■ What the exercise asks
Take the line that contains "Give me a plain-text" as the first line and the final line of the records as the last; return exactly those lines and the lines between.

■ Records supplied
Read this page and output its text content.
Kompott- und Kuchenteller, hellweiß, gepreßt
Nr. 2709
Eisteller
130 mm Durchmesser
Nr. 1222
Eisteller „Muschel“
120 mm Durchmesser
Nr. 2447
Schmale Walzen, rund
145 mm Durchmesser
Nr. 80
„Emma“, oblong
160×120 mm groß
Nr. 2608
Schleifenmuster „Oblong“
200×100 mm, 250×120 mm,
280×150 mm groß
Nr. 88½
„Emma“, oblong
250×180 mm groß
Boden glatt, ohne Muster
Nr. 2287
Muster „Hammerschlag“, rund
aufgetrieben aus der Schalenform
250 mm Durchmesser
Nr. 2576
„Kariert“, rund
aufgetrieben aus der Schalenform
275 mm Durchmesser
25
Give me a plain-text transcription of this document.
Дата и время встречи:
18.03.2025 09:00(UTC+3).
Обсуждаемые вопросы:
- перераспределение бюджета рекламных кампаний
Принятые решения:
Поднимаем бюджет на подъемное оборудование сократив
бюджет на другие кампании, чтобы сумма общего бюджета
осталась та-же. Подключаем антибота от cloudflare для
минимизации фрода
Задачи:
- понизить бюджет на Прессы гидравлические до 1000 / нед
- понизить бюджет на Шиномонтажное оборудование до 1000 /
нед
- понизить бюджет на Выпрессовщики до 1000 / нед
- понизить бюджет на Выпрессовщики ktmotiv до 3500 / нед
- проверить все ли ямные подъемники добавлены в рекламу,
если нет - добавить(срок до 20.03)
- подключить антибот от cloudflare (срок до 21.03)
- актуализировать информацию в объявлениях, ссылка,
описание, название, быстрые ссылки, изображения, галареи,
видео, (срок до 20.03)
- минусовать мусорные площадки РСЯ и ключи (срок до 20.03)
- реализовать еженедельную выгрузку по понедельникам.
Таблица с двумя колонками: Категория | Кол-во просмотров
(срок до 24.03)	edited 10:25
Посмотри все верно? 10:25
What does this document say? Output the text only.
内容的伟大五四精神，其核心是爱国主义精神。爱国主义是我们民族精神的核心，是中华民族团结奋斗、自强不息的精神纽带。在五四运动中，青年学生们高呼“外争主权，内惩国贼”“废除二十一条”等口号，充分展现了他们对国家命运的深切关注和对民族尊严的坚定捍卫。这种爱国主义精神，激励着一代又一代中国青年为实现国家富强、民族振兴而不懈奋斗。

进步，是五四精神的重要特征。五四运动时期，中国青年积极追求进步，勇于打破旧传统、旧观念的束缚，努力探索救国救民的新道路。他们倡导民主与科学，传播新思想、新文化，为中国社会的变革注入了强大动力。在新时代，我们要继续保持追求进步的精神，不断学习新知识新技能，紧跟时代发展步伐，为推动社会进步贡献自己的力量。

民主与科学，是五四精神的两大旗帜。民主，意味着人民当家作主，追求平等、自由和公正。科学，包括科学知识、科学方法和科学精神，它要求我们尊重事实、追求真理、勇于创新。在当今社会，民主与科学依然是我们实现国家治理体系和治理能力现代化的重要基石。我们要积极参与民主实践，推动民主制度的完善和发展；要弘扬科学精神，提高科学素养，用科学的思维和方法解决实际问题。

■ Response to the task
Give me a plain-text transcription of this document.
Дата и время встречи:
18.03.2025 09:00(UTC+3).
Обсуждаемые вопросы:
- перераспределение бюджета рекламных кампаний
Принятые решения:
Поднимаем бюджет на подъемное оборудование сократив
бюджет на другие кампании, чтобы сумма общего бюджета
осталась та-же. Подключаем антибота от cloudflare для
минимизации фрода
Задачи:
- понизить бюджет на Прессы гидравлические до 1000 / нед
- понизить бюджет на Шиномонтажное оборудование до 1000 /
нед
- понизить бюджет на Выпрессовщики до 1000 / нед
- понизить бюджет на Выпрессовщики ktmotiv до 3500 / нед
- проверить все ли ямные подъемники добавлены в рекламу,
если нет - добавить(срок до 20.03)
- подключить антибот от cloudflare (срок до 21.03)
- актуализировать информацию в объявлениях, ссылка,
описание, название, быстрые ссылки, изображения, галареи,
видео, (срок до 20.03)
- минусовать мусорные площадки РСЯ и ключи (срок до 20.03)
- реализовать еженедельную выгрузку по понедельникам.
Таблица с двумя колонками: Категория | Кол-во просмотров
(срок до 24.03)	edited 10:25
Посмотри все верно? 10:25
What does this document say? Output the text only.
内容的伟大五四精神，其核心是爱国主义精神。爱国主义是我们民族精神的核心，是中华民族团结奋斗、自强不息的精神纽带。在五四运动中，青年学生们高呼“外争主权，内惩国贼”“废除二十一条”等口号，充分展现了他们对国家命运的深切关注和对民族尊严的坚定捍卫。这种爱国主义精神，激励着一代又一代中国青年为实现国家富强、民族振兴而不懈奋斗。

进步，是五四精神的重要特征。五四运动时期，中国青年积极追求进步，勇于打破旧传统、旧观念的束缚，努力探索救国救民的新道路。他们倡导民主与科学，传播新思想、新文化，为中国社会的变革注入了强大动力。在新时代，我们要继续保持追求进步的精神，不断学习新知识新技能，紧跟时代发展步伐，为推动社会进步贡献自己的力量。

民主与科学，是五四精神的两大旗帜。民主，意味着人民当家作主，追求平等、自由和公正。科学，包括科学知识、科学方法和科学精神，它要求我们尊重事实、追求真理、勇于创新。在当今社会，民主与科学依然是我们实现国家治理体系和治理能力现代化的重要基石。我们要积极参与民主实践，推动民主制度的完善和发展；要弘扬科学精神，提高科学素养，用科学的思维和方法解决实际问题。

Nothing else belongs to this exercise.